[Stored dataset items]
────
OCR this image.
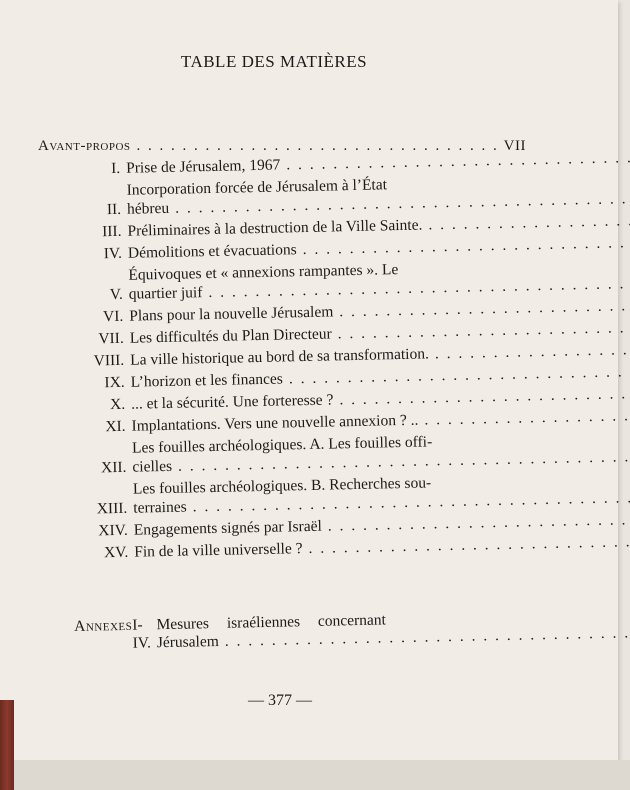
TABLE DES MATIÈRES
Avant-propos
. . .	VII
I. Prise de Jérusalem, 1967
. . .
II.
Incorporation forcée de Jérusalem à l’État
hébreu
. . .
III. Préliminaires à la destruction de la Ville Sainte.
. . .
IV. Démolitions et évacuations
. . .
V.
Équivoques et « annexions rampantes ». Le
quartier juif
. . .
VI. Plans pour la nouvelle Jérusalem
. . .
VII. Les difficultés du Plan Directeur
. . .
VIII. La ville historique au bord de sa transformation.
. . .
IX. L’horizon et les finances
. . .
X. ... et la sécurité. Une forteresse ?
. . .
XI. Implantations. Vers une nouvelle annexion ? ..
. . .
XII.
Les fouilles archéologiques. A. Les fouilles offi-
cielles
. . .
XIII.
Les fouilles archéologiques. B. Recherches sou-
terraines
. . .
XIV. Engagements signés par Israël
. . .
XV. Fin de la ville universelle ?
. . .
Annexes I-IV.
Mesures israéliennes concernant
Jérusalem
. . .
— 377 —
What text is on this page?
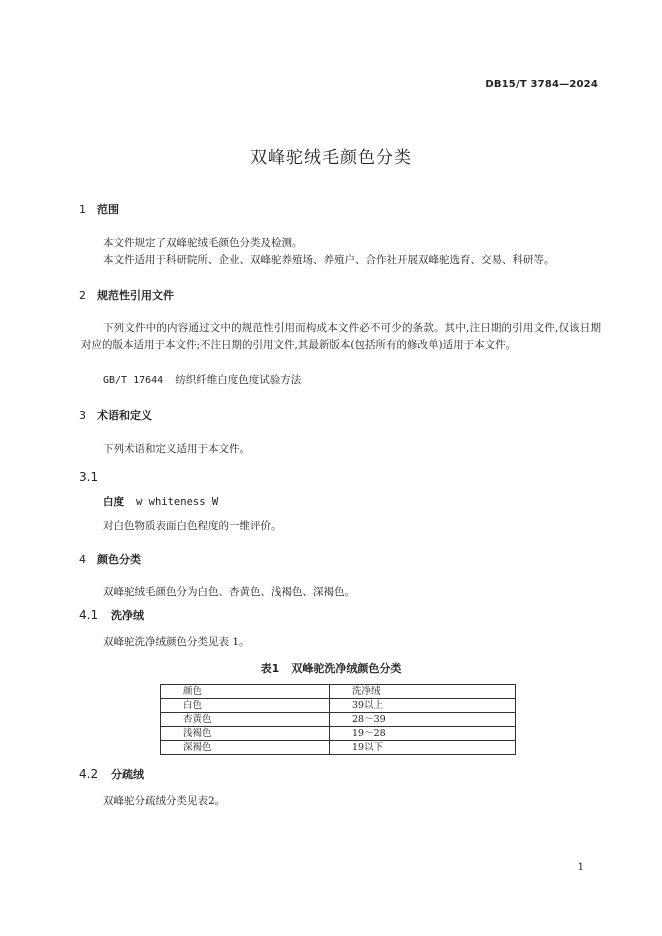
DB15/T 3784—2024
双峰驼绒毛颜色分类
1 范围
本文件规定了双峰驼绒毛颜色分类及检测。
本文件适用于科研院所、企业、双峰驼养殖场、养殖户、合作社开展双峰驼选育、交易、科研等。
2 规范性引用文件
下列文件中的内容通过文中的规范性引用而构成本文件必不可少的条款。其中,注日期的引用文件,仅该日期对应的版本适用于本文件;不注日期的引用文件,其最新版本(包括所有的修改单)适用于本文件。
GB/T 17644 纺织纤维白度色度试验方法
3 术语和定义
下列术语和定义适用于本文件。
3.1
白度 w whiteness W
对白色物质表面白色程度的一维评价。
4 颜色分类
双峰驼绒毛颜色分为白色、杏黄色、浅褐色、深褐色。
4.1 洗净绒
双峰驼洗净绒颜色分类见表 1。
表1 双峰驼洗净绒颜色分类
颜色	洗净绒
白色	39以上
杏黄色	28～39
浅褐色	19～28
深褐色	19以下
4.2 分疏绒
双峰驼分疏绒分类见表2。
1
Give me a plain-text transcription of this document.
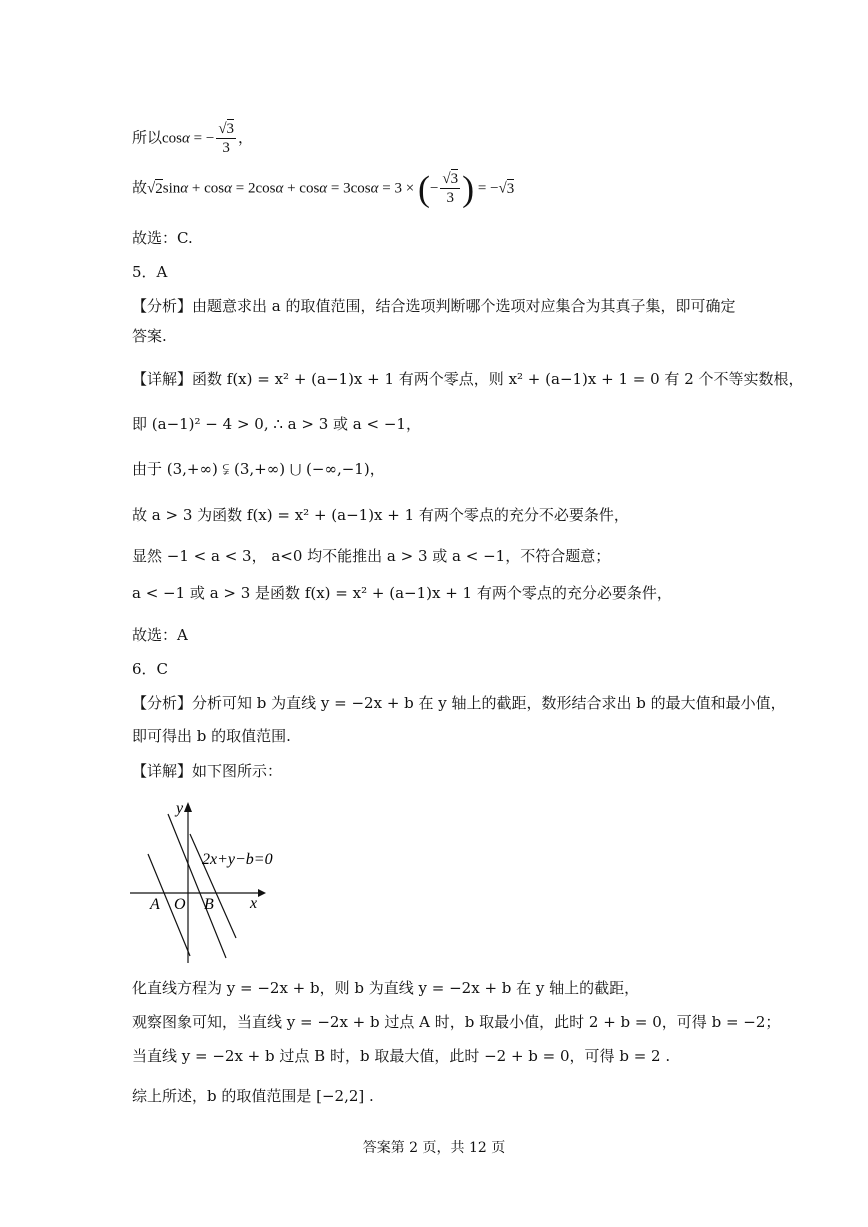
所以cosα = − $\frac{√3}{3}$ ，
故√2sinα + cosα = 2cosα + cosα = 3cosα = 3 × (− $\frac{√3}{3}$ ) = −√3
故选：C.
5．A
【分析】由题意求出 a 的取值范围，结合选项判断哪个选项对应集合为其真子集，即可确定
答案.
【详解】函数 f(x) = x² + (a−1)x + 1 有两个零点，则 x² + (a−1)x + 1 = 0 有 2 个不等实数根，
即 (a−1)² − 4 > 0, ∴ a > 3 或 a < −1，
由于 (3,+∞) ⫋ (3,+∞) ⋃ (−∞,−1)，
故 a > 3 为函数 f(x) = x² + (a−1)x + 1 有两个零点的充分不必要条件，
显然 −1 < a < 3， a<0 均不能推出 a > 3 或 a < −1，不符合题意；
a < −1 或 a > 3 是函数 f(x) = x² + (a−1)x + 1 有两个零点的充分必要条件，
故选：A
6．C
【分析】分析可知 b 为直线 y = −2x + b 在 y 轴上的截距，数形结合求出 b 的最大值和最小值，
即可得出 b 的取值范围.
【详解】如下图所示：
y
x
2x+y−b=0
A O B
化直线方程为 y = −2x + b，则 b 为直线 y = −2x + b 在 y 轴上的截距，
观察图象可知，当直线 y = −2x + b 过点 A 时，b 取最小值，此时 2 + b = 0，可得 b = −2；
当直线 y = −2x + b 过点 B 时，b 取最大值，此时 −2 + b = 0，可得 b = 2 .
综上所述，b 的取值范围是 [−2,2] .
答案第 2 页，共 12 页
────
## Task to carry out
In the entries above, find lines with "Jérusalem" and copy each.

## Solution
I. Prise de Jérusalem, 1967
Incorporation forcée de Jérusalem à l’État
VI. Plans pour la nouvelle Jérusalem
Jérusalem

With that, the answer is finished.